START Material to process
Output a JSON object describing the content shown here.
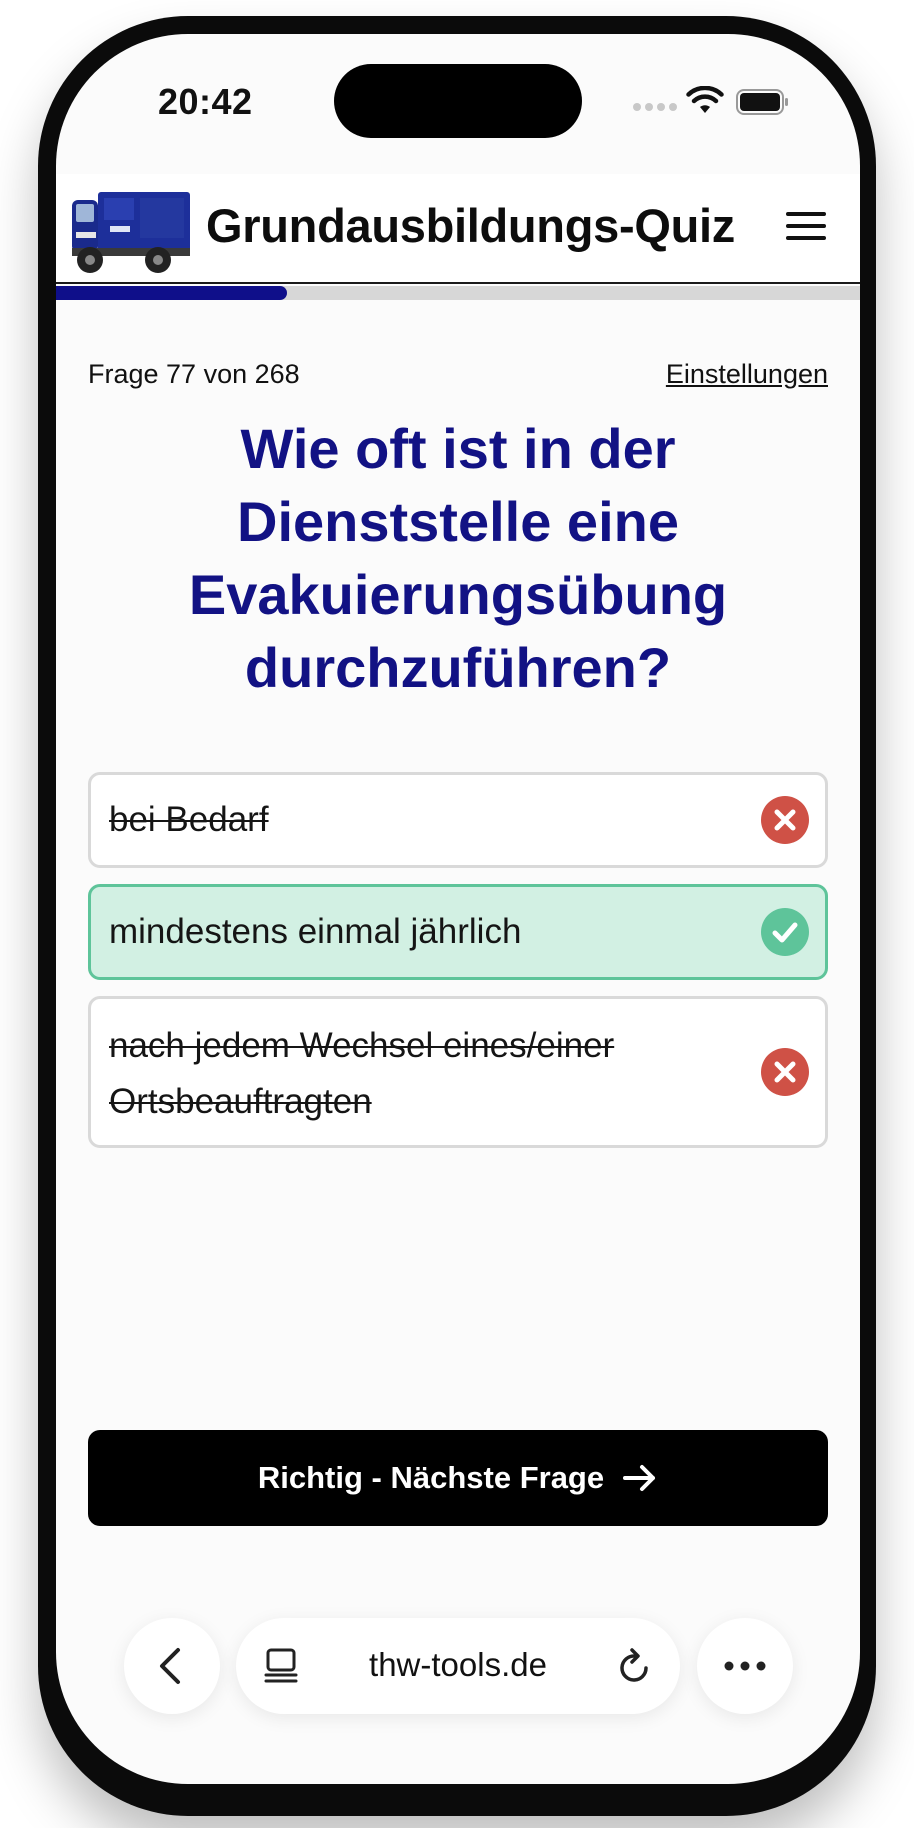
{
  "status_bar": {
    "time": "20:42"
  },
  "header": {
    "title": "Grundausbildungs-Quiz",
    "logo_icon": "fire-truck-logo",
    "menu_icon": "hamburger-menu-icon"
  },
  "progress": {
    "current": 77,
    "total": 268,
    "fraction": 0.287,
    "fill_color": "#0f0f8a"
  },
  "quiz": {
    "counter_label": "Frage 77 von 268",
    "settings_label": "Einstellungen",
    "question": "Wie oft ist in der Dienststelle eine Evakuierungsübung durchzuführen?",
    "answers": [
      {
        "text": "bei Bedarf",
        "state": "wrong"
      },
      {
        "text": "mindestens einmal jährlich",
        "state": "correct"
      },
      {
        "text": "nach jedem Wechsel eines/einer Ortsbeauftragten",
        "state": "wrong"
      }
    ],
    "next_button_label": "Richtig - Nächste Frage",
    "next_button_icon": "arrow-right-icon"
  },
  "browser": {
    "url": "thw-tools.de",
    "back_icon": "chevron-left-icon",
    "tabs_icon": "tabs-icon",
    "reload_icon": "reload-icon",
    "more_icon": "more-dots-icon"
  },
  "colors": {
    "accent": "#121284",
    "correct_bg": "#d2f0e3",
    "correct_border": "#5ec49a",
    "wrong_icon": "#cf5146"
  }
}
END Material to process
Your objective - Copy the whole listing above word for word but do not carry over the pictures.

Expected answer -
Output a JSON object describing the content shown here.
{
  "status_bar": {
    "time": "20:42"
  },
  "header": {
    "title": "Grundausbildungs-Quiz",
    "logo_icon": "fire-truck-logo",
    "menu_icon": "hamburger-menu-icon"
  },
  "progress": {
    "current": 77,
    "total": 268,
    "fraction": 0.287,
    "fill_color": "#0f0f8a"
  },
  "quiz": {
    "counter_label": "Frage 77 von 268",
    "settings_label": "Einstellungen",
    "question": "Wie oft ist in der Dienststelle eine Evakuierungsübung durchzuführen?",
    "answers": [
      {
        "text": "bei Bedarf",
        "state": "wrong"
      },
      {
        "text": "mindestens einmal jährlich",
        "state": "correct"
      },
      {
        "text": "nach jedem Wechsel eines/einer Ortsbeauftragten",
        "state": "wrong"
      }
    ],
    "next_button_label": "Richtig - Nächste Frage",
    "next_button_icon": "arrow-right-icon"
  },
  "browser": {
    "url": "thw-tools.de",
    "back_icon": "chevron-left-icon",
    "tabs_icon": "tabs-icon",
    "reload_icon": "reload-icon",
    "more_icon": "more-dots-icon"
  },
  "colors": {
    "accent": "#121284",
    "correct_bg": "#d2f0e3",
    "correct_border": "#5ec49a",
    "wrong_icon": "#cf5146"
  }
}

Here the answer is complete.